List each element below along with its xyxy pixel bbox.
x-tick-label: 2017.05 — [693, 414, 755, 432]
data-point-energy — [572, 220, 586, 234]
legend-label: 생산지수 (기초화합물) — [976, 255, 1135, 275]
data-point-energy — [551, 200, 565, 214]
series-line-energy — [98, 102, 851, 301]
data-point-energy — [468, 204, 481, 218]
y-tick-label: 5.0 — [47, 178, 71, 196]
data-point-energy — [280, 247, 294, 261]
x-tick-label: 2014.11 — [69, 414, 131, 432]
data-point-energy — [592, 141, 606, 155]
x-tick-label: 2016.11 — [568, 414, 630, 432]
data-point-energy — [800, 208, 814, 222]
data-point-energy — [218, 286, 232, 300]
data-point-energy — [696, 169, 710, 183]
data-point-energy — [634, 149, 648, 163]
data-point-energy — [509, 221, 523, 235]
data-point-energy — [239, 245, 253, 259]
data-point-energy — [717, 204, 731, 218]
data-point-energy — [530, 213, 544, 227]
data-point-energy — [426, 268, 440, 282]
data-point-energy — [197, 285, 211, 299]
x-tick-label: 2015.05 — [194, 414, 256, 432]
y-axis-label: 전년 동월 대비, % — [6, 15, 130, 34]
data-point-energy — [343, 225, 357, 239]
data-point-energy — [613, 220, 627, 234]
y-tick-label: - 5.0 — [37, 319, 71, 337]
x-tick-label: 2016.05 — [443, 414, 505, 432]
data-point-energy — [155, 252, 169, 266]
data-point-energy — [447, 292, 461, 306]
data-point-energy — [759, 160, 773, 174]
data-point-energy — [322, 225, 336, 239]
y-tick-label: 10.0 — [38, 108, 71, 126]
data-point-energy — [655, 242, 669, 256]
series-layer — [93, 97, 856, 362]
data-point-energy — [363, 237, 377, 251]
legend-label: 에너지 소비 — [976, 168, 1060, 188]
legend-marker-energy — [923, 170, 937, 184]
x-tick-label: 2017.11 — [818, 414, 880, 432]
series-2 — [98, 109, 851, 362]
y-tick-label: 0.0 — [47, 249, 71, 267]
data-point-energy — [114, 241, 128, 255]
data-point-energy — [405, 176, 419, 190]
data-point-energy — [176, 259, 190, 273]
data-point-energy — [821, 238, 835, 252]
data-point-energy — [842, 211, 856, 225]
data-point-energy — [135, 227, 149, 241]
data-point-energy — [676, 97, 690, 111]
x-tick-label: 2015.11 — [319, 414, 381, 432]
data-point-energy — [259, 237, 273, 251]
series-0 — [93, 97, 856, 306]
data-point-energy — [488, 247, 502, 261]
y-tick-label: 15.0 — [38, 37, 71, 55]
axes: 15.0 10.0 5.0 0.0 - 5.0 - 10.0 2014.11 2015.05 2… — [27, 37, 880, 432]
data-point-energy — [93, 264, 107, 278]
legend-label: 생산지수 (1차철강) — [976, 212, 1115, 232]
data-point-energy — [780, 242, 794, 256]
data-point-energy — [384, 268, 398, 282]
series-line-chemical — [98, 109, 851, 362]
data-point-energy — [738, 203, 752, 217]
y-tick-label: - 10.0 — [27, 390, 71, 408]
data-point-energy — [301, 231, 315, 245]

### Aim:
Print every line of the item above again, word for word and in the same order.

### Task solution:
List each element below along with its xyxy pixel bbox.
x-tick-label: 2017.05 — [693, 414, 755, 432]
data-point-energy — [572, 220, 586, 234]
legend-label: 생산지수 (기초화합물) — [976, 255, 1135, 275]
data-point-energy — [551, 200, 565, 214]
series-line-energy — [98, 102, 851, 301]
data-point-energy — [468, 204, 481, 218]
y-tick-label: 5.0 — [47, 178, 71, 196]
data-point-energy — [280, 247, 294, 261]
x-tick-label: 2014.11 — [69, 414, 131, 432]
data-point-energy — [592, 141, 606, 155]
x-tick-label: 2016.11 — [568, 414, 630, 432]
data-point-energy — [800, 208, 814, 222]
data-point-energy — [218, 286, 232, 300]
data-point-energy — [696, 169, 710, 183]
data-point-energy — [634, 149, 648, 163]
data-point-energy — [509, 221, 523, 235]
data-point-energy — [239, 245, 253, 259]
data-point-energy — [717, 204, 731, 218]
data-point-energy — [530, 213, 544, 227]
data-point-energy — [426, 268, 440, 282]
data-point-energy — [197, 285, 211, 299]
x-tick-label: 2015.05 — [194, 414, 256, 432]
y-axis-label: 전년 동월 대비, % — [6, 15, 130, 34]
data-point-energy — [343, 225, 357, 239]
data-point-energy — [613, 220, 627, 234]
y-tick-label: - 5.0 — [37, 319, 71, 337]
x-tick-label: 2016.05 — [443, 414, 505, 432]
data-point-energy — [155, 252, 169, 266]
data-point-energy — [447, 292, 461, 306]
data-point-energy — [759, 160, 773, 174]
data-point-energy — [322, 225, 336, 239]
y-tick-label: 10.0 — [38, 108, 71, 126]
data-point-energy — [655, 242, 669, 256]
series-layer — [93, 97, 856, 362]
data-point-energy — [363, 237, 377, 251]
legend-label: 에너지 소비 — [976, 168, 1060, 188]
legend-marker-energy — [923, 170, 937, 184]
x-tick-label: 2017.11 — [818, 414, 880, 432]
series-2 — [98, 109, 851, 362]
y-tick-label: 0.0 — [47, 249, 71, 267]
data-point-energy — [114, 241, 128, 255]
data-point-energy — [405, 176, 419, 190]
data-point-energy — [176, 259, 190, 273]
data-point-energy — [821, 238, 835, 252]
data-point-energy — [842, 211, 856, 225]
data-point-energy — [135, 227, 149, 241]
data-point-energy — [676, 97, 690, 111]
x-tick-label: 2015.11 — [319, 414, 381, 432]
data-point-energy — [259, 237, 273, 251]
series-0 — [93, 97, 856, 306]
data-point-energy — [488, 247, 502, 261]
y-tick-label: 15.0 — [38, 37, 71, 55]
axes: 15.0 10.0 5.0 0.0 - 5.0 - 10.0 2014.11 2015.05 2… — [27, 37, 880, 432]
data-point-energy — [93, 264, 107, 278]
legend-label: 생산지수 (1차철강) — [976, 212, 1115, 232]
data-point-energy — [780, 242, 794, 256]
data-point-energy — [384, 268, 398, 282]
series-line-chemical — [98, 109, 851, 362]
data-point-energy — [738, 203, 752, 217]
y-tick-label: - 10.0 — [27, 390, 71, 408]
data-point-energy — [301, 231, 315, 245]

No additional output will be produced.